TASK OBJECTIVE
Return all lines in the material below that contain "From".

::::::::

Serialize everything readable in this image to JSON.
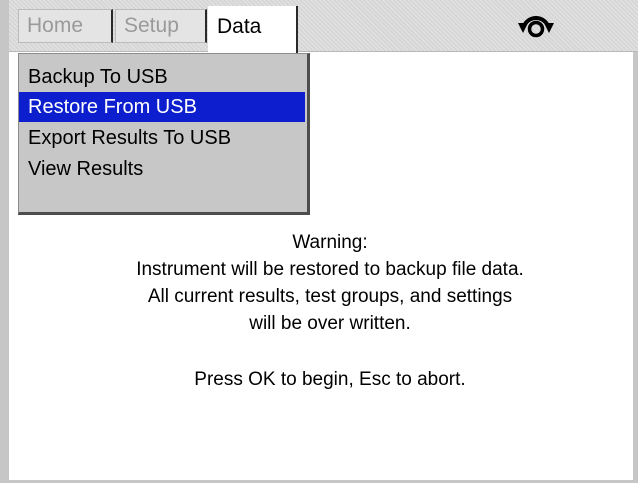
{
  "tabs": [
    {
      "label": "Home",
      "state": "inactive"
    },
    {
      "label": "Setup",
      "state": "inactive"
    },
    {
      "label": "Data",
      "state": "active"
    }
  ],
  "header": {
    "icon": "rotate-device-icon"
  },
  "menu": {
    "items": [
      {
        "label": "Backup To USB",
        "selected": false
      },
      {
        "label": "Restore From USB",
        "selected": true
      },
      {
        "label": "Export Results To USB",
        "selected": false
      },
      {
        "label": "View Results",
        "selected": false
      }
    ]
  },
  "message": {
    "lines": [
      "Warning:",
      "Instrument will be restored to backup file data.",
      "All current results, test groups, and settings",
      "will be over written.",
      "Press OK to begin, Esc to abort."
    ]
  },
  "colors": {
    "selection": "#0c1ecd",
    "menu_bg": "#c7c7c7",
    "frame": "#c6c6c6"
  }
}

::::::::

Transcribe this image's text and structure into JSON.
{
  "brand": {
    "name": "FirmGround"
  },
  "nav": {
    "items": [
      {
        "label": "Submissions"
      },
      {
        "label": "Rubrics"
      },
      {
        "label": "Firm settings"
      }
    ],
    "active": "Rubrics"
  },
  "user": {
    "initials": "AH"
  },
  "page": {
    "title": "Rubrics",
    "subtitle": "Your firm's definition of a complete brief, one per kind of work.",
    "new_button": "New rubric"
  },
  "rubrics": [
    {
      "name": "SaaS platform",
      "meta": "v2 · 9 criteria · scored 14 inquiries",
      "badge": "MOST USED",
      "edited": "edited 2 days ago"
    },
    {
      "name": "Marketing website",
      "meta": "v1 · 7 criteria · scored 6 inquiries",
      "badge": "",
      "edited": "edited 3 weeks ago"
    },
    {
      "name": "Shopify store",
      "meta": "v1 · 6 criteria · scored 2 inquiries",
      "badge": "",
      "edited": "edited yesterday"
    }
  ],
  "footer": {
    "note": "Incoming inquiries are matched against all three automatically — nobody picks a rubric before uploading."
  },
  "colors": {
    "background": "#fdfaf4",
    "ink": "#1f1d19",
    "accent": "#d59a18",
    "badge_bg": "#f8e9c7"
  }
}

::::::::

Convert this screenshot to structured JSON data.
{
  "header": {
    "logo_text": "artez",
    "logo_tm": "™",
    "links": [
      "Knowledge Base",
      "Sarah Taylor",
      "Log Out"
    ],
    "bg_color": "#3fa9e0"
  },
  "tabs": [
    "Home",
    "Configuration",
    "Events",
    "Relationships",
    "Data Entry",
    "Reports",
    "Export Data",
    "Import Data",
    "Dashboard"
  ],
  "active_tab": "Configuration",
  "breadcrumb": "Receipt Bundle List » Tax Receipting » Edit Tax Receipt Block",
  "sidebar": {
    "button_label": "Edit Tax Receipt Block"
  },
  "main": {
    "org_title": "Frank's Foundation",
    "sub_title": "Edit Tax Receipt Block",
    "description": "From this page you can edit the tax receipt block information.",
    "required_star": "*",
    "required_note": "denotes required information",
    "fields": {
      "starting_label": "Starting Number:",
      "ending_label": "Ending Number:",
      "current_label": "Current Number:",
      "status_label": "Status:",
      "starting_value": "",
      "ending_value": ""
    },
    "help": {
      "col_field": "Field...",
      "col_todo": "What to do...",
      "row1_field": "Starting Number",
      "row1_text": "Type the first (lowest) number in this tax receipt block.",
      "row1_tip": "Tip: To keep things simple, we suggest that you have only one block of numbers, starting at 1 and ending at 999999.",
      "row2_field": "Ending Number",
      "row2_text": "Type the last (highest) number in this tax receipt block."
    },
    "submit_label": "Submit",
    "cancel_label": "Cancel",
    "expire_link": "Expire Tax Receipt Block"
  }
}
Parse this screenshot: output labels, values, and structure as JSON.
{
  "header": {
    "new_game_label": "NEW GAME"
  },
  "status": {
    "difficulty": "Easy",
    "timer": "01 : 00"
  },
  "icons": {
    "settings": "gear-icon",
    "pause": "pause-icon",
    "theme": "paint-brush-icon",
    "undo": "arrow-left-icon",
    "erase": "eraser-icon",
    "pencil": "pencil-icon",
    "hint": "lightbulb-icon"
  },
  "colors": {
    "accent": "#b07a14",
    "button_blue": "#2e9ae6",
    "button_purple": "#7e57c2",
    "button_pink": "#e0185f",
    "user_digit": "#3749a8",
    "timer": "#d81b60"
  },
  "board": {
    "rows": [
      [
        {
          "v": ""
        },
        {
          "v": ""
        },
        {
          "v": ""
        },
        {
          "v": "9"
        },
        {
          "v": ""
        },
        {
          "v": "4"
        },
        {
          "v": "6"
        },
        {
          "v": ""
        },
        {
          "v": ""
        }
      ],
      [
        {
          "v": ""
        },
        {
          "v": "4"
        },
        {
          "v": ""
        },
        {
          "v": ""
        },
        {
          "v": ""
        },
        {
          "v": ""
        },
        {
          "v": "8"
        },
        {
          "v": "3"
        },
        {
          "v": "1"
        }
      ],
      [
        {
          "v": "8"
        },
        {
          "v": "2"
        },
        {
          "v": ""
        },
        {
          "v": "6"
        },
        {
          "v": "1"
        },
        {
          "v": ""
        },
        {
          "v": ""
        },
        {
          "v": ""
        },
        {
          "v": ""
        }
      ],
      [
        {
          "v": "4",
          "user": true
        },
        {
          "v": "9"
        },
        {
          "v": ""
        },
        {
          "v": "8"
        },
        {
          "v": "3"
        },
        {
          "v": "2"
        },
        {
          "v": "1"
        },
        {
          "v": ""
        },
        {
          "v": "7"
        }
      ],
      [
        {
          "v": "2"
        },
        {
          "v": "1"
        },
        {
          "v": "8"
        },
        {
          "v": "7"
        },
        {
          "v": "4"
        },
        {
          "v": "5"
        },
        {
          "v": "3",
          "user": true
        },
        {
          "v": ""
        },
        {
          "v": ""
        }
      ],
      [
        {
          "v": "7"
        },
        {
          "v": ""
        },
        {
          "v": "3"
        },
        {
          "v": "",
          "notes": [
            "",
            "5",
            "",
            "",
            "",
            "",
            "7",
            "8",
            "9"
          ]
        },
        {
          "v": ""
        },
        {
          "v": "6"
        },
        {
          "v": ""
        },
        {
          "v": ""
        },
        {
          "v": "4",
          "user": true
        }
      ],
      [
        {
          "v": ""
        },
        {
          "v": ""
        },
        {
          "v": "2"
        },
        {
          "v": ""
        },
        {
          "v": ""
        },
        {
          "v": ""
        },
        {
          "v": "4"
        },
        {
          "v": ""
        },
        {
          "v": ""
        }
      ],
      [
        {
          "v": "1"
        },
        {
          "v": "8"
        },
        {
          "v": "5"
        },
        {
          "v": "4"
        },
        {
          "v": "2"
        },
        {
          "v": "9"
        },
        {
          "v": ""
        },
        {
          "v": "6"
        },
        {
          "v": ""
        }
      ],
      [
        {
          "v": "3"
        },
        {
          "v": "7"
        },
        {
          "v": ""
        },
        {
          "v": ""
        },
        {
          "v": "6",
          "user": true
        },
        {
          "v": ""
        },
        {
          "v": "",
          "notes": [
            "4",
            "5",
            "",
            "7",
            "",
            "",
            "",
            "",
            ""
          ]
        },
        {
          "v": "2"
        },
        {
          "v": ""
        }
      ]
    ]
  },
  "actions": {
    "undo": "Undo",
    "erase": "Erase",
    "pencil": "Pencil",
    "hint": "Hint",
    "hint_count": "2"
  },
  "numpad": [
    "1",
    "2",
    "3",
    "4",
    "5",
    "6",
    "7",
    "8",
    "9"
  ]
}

::::::::

ANSWER IN FULL
        "label": "Restore From USB",
    "description": "From this page you can edit the tax receipt block information.",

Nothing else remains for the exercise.